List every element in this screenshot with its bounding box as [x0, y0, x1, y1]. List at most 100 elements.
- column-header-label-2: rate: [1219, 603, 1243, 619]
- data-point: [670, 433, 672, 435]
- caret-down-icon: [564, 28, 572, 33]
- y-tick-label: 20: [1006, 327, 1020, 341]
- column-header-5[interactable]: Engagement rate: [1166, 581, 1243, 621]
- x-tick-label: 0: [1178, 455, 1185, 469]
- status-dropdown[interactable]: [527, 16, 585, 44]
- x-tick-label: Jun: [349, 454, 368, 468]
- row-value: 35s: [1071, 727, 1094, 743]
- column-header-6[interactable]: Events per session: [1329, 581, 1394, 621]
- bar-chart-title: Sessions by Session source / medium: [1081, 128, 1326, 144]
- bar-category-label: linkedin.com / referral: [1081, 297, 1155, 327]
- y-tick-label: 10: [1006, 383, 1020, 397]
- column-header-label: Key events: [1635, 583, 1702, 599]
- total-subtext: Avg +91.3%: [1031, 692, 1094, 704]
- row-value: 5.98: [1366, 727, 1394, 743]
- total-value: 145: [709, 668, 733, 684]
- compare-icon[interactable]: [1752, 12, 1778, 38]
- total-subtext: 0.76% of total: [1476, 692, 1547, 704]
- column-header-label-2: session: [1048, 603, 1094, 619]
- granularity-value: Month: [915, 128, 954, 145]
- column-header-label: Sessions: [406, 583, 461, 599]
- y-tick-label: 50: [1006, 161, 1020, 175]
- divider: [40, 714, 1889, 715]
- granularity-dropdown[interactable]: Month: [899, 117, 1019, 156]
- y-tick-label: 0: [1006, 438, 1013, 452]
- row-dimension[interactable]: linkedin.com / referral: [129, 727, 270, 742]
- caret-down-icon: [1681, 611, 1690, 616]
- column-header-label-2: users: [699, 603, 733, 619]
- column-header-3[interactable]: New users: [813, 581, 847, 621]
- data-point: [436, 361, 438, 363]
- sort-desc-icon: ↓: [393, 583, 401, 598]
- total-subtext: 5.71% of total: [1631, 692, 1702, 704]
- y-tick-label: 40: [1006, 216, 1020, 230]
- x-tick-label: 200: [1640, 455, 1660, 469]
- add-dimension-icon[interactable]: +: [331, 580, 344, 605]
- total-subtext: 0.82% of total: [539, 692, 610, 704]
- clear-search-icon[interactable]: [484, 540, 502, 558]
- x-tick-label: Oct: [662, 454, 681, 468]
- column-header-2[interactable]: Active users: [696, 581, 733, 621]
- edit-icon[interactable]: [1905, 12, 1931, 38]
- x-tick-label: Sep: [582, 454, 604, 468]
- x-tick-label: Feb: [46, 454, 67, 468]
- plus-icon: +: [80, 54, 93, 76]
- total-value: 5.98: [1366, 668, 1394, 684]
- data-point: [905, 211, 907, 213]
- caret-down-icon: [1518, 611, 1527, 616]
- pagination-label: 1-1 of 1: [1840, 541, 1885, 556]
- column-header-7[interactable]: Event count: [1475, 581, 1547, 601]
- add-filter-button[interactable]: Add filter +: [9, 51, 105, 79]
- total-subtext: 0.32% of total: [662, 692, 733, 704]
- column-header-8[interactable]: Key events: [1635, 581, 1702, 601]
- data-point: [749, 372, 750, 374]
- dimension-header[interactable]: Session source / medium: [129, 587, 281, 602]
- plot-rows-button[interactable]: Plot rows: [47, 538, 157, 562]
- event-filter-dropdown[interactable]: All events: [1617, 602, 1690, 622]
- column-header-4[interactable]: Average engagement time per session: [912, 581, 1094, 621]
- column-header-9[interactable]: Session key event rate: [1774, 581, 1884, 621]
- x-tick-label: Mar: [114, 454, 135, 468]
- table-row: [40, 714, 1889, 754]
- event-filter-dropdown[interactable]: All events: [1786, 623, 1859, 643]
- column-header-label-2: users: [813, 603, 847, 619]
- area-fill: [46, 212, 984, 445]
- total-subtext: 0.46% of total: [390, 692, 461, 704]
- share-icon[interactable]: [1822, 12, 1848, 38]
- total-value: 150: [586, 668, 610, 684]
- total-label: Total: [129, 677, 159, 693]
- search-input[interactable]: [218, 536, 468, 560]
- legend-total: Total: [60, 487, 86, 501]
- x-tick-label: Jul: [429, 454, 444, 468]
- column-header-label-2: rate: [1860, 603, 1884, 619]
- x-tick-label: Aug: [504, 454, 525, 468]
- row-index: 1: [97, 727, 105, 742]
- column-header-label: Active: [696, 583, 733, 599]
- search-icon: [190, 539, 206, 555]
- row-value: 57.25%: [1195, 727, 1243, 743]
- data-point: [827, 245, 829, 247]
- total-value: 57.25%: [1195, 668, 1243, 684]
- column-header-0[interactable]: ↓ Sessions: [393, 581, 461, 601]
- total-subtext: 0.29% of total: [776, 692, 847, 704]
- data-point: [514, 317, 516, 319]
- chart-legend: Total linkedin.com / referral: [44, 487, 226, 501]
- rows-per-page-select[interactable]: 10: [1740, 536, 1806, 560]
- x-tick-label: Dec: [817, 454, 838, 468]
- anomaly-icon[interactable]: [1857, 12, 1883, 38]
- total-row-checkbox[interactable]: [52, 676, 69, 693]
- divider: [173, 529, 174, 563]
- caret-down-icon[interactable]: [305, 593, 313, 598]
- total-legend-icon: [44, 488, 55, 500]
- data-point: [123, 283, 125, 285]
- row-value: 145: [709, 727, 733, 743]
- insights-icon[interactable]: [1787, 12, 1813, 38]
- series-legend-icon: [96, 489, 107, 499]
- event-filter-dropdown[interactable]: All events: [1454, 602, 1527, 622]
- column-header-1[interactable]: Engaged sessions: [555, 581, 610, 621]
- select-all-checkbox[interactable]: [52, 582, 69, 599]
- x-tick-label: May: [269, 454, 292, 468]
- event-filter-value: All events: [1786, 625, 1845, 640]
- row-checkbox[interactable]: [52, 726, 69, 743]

INSTRUCTION:
Return the entries word for word, starting at the first line and stopping after the line that contains "- caret-down-icon: [564, 28, 572, 33]".

SOLUTION FOR THIS EXERCISE:
List every element in this screenshot with its bounding box as [x0, y0, x1, y1]. List at most 100 elements.
- column-header-label-2: rate: [1219, 603, 1243, 619]
- data-point: [670, 433, 672, 435]
- caret-down-icon: [564, 28, 572, 33]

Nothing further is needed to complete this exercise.